#### Goal:
Lines containing the word "copy" are to be counted; state their number and nothing further.
***** Input for this task
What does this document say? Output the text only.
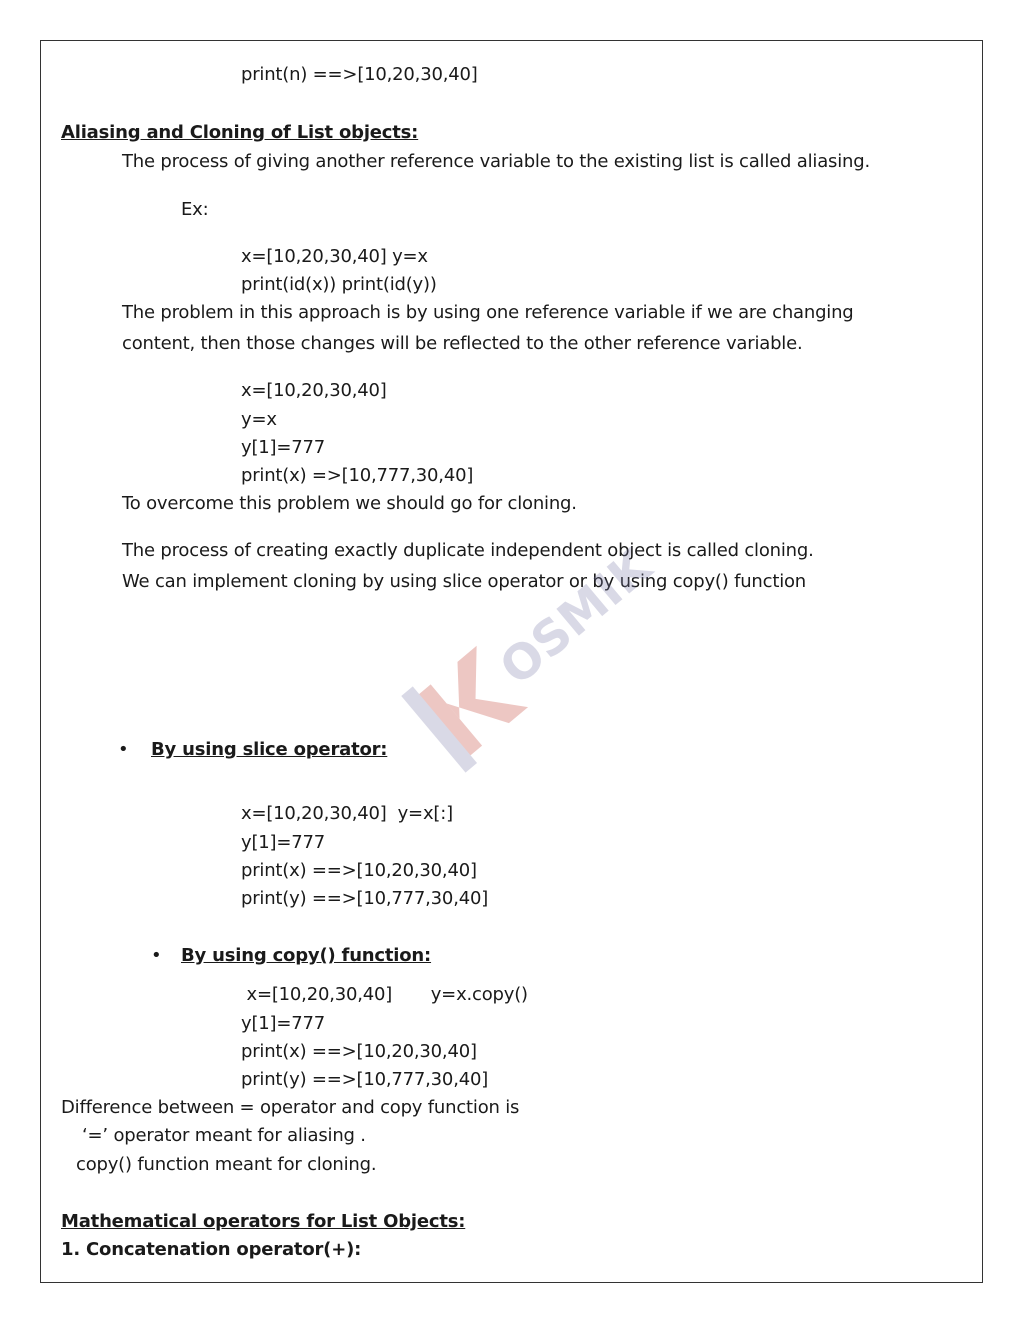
print(n) ==>[10,20,30,40]
Aliasing and Cloning of List objects:
The process of giving another reference variable to the existing list is called aliasing.
Ex:
x=[10,20,30,40] y=x
print(id(x)) print(id(y))
The problem in this approach is by using one reference variable if we are changing
content, then those changes will be reflected to the other reference variable.
x=[10,20,30,40]
y=x
y[1]=777
print(x) =>[10,777,30,40]
To overcome this problem we should go for cloning.
The process of creating exactly duplicate independent object is called cloning.
We can implement cloning by using slice operator or by using copy() function
OSMIK
• By using slice operator:
x=[10,20,30,40]  y=x[:]
y[1]=777
print(x) ==>[10,20,30,40]
print(y) ==>[10,777,30,40]
• By using copy() function:
x=[10,20,30,40]       y=x.copy()
y[1]=777
print(x) ==>[10,20,30,40]
print(y) ==>[10,777,30,40]
Difference between = operator and copy function is
‘=’ operator meant for aliasing .
copy() function meant for cloning.
Mathematical operators for List Objects:
1. Concatenation operator(+):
**********
#### The answer:
5